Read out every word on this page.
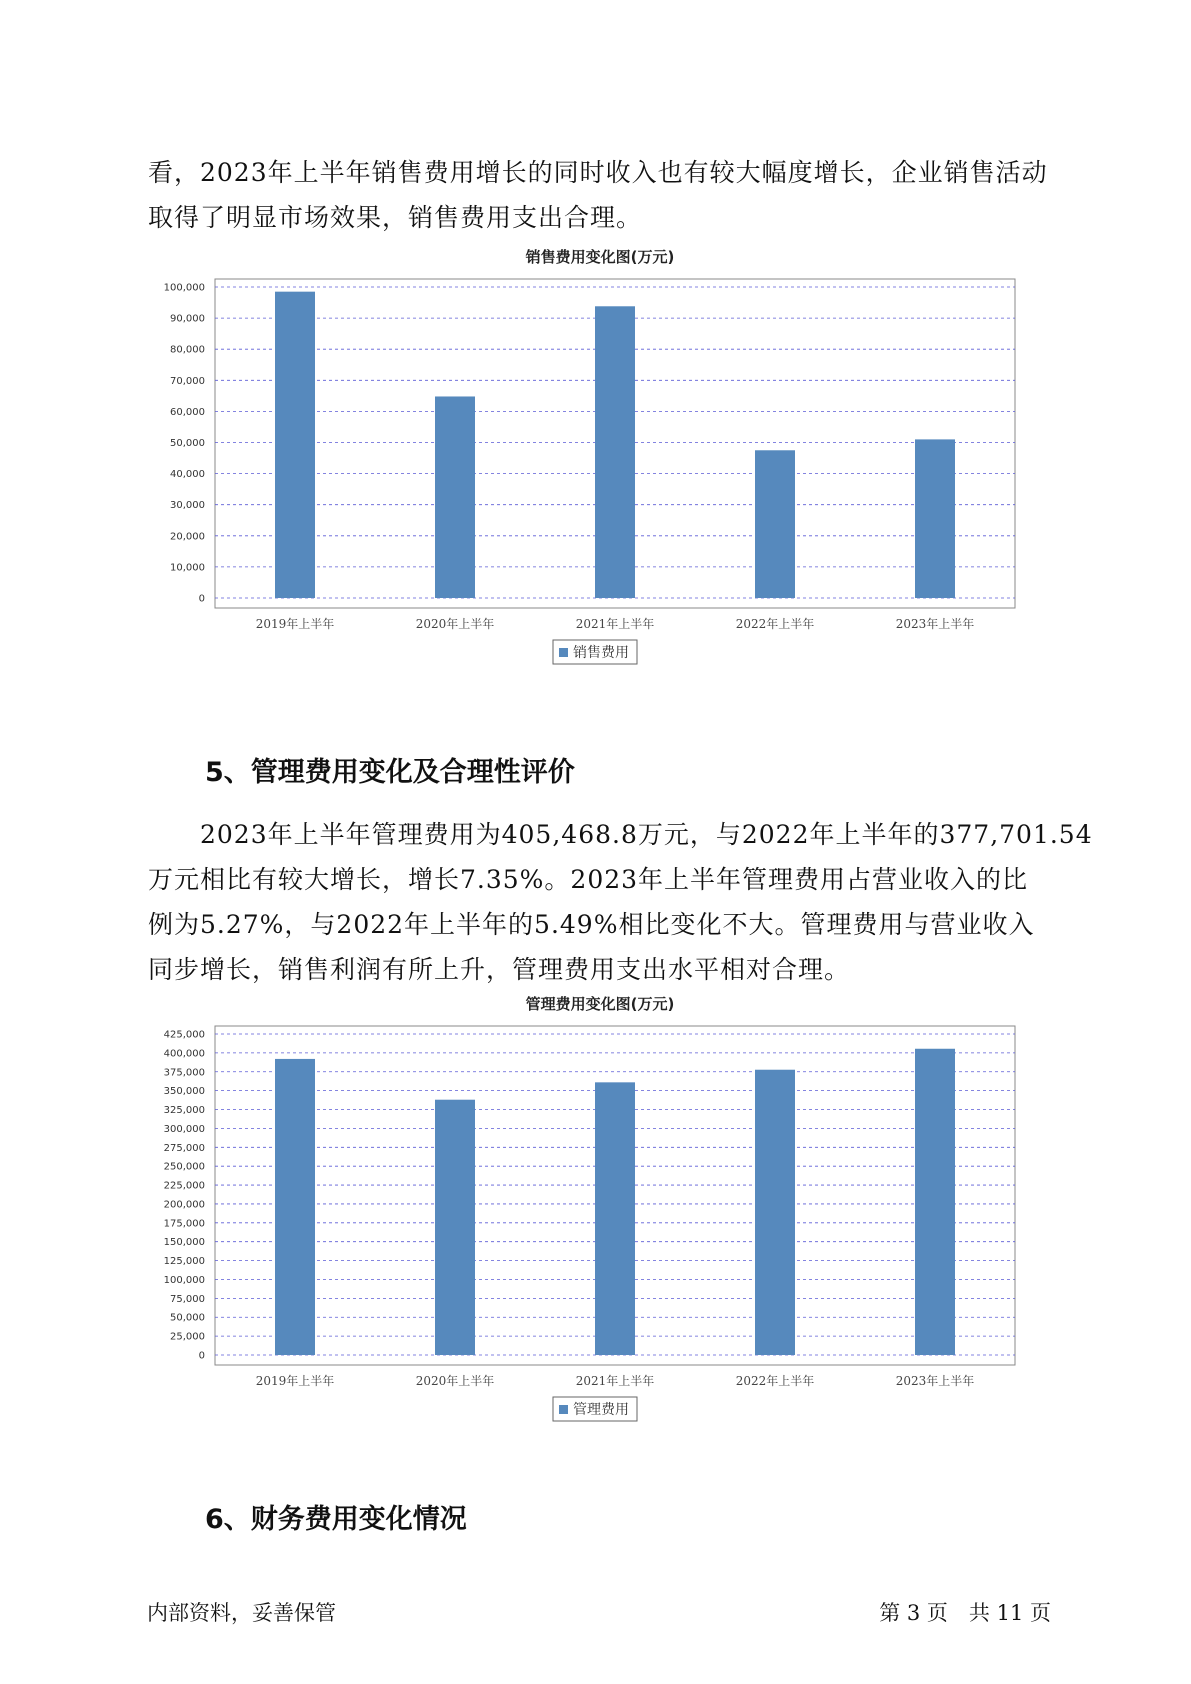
看，2023年上半年销售费用增长的同时收入也有较大幅度增长，企业销售活动取得了明显市场效果，销售费用支出合理。

销售费用变化图(万元)
0
10,000
20,000
30,000
40,000
50,000
60,000
70,000
80,000
90,000
100,000
2019年上半年	2020年上半年	2021年上半年	2022年上半年	2023年上半年
销售费用
5、管理费用变化及合理性评价
　　2023年上半年管理费用为405,468.8万元，与2022年上半年的377,701.54
万元相比有较大增长，增长7.35%。2023年上半年管理费用占营业收入的比
例为5.27%，与2022年上半年的5.49%相比变化不大。管理费用与营业收入
同步增长，销售利润有所上升，管理费用支出水平相对合理。
管理费用变化图(万元)
0
25,000
50,000
75,000
100,000
125,000
150,000
175,000
200,000
225,000
250,000
275,000
300,000
325,000
350,000
375,000
400,000
425,000
2019年上半年	2020年上半年	2021年上半年	2022年上半年	2023年上半年
管理费用
6、财务费用变化情况
内部资料，妥善保管	第 3 页　共 11 页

•••••

What you need to do | Quote the data above in full, leaving out the pictures it holds.

Correct response |
Read out every word on this page.
看，2023年上半年销售费用增长的同时收入也有较大幅度增长，企业销售活动取得了明显市场效果，销售费用支出合理。

销售费用变化图(万元)
0
10,000
20,000
30,000
40,000
50,000
60,000
70,000
80,000
90,000
100,000
2019年上半年	2020年上半年	2021年上半年	2022年上半年	2023年上半年
销售费用
5、管理费用变化及合理性评价
　　2023年上半年管理费用为405,468.8万元，与2022年上半年的377,701.54
万元相比有较大增长，增长7.35%。2023年上半年管理费用占营业收入的比
例为5.27%，与2022年上半年的5.49%相比变化不大。管理费用与营业收入
同步增长，销售利润有所上升，管理费用支出水平相对合理。
管理费用变化图(万元)
0
25,000
50,000
75,000
100,000
125,000
150,000
175,000
200,000
225,000
250,000
275,000
300,000
325,000
350,000
375,000
400,000
425,000
2019年上半年	2020年上半年	2021年上半年	2022年上半年	2023年上半年
管理费用
6、财务费用变化情况
内部资料，妥善保管	第 3 页　共 11 页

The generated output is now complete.